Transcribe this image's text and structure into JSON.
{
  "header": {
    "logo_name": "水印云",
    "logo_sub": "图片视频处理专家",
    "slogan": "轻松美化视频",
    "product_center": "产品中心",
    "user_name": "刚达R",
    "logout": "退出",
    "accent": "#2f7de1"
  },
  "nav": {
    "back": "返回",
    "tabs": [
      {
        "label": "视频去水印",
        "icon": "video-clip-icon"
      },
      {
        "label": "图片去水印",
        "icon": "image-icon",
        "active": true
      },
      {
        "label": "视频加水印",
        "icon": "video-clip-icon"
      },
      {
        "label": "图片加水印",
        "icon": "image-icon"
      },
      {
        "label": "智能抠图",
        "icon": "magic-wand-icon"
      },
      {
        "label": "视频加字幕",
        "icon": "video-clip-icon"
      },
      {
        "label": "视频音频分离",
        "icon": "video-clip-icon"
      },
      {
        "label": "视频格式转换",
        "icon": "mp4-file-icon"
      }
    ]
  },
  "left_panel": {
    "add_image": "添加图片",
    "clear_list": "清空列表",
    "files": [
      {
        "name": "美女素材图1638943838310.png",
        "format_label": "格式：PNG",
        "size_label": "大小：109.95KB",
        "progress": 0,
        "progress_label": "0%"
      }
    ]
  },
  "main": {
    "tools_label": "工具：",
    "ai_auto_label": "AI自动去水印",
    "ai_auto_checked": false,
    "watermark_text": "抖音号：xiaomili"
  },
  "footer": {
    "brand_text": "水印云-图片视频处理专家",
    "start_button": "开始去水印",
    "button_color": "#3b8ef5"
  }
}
==============================
Faithfully copy every entry, leaving nothing out.

Transcribe this image's text and structure into JSON.
{
  "header": {
    "logo_name": "水印云",
    "logo_sub": "图片视频处理专家",
    "slogan": "轻松美化视频",
    "product_center": "产品中心",
    "user_name": "刚达R",
    "logout": "退出",
    "accent": "#2f7de1"
  },
  "nav": {
    "back": "返回",
    "tabs": [
      {
        "label": "视频去水印",
        "icon": "video-clip-icon"
      },
      {
        "label": "图片去水印",
        "icon": "image-icon",
        "active": true
      },
      {
        "label": "视频加水印",
        "icon": "video-clip-icon"
      },
      {
        "label": "图片加水印",
        "icon": "image-icon"
      },
      {
        "label": "智能抠图",
        "icon": "magic-wand-icon"
      },
      {
        "label": "视频加字幕",
        "icon": "video-clip-icon"
      },
      {
        "label": "视频音频分离",
        "icon": "video-clip-icon"
      },
      {
        "label": "视频格式转换",
        "icon": "mp4-file-icon"
      }
    ]
  },
  "left_panel": {
    "add_image": "添加图片",
    "clear_list": "清空列表",
    "files": [
      {
        "name": "美女素材图1638943838310.png",
        "format_label": "格式：PNG",
        "size_label": "大小：109.95KB",
        "progress": 0,
        "progress_label": "0%"
      }
    ]
  },
  "main": {
    "tools_label": "工具：",
    "ai_auto_label": "AI自动去水印",
    "ai_auto_checked": false,
    "watermark_text": "抖音号：xiaomili"
  },
  "footer": {
    "brand_text": "水印云-图片视频处理专家",
    "start_button": "开始去水印",
    "button_color": "#3b8ef5"
  }
}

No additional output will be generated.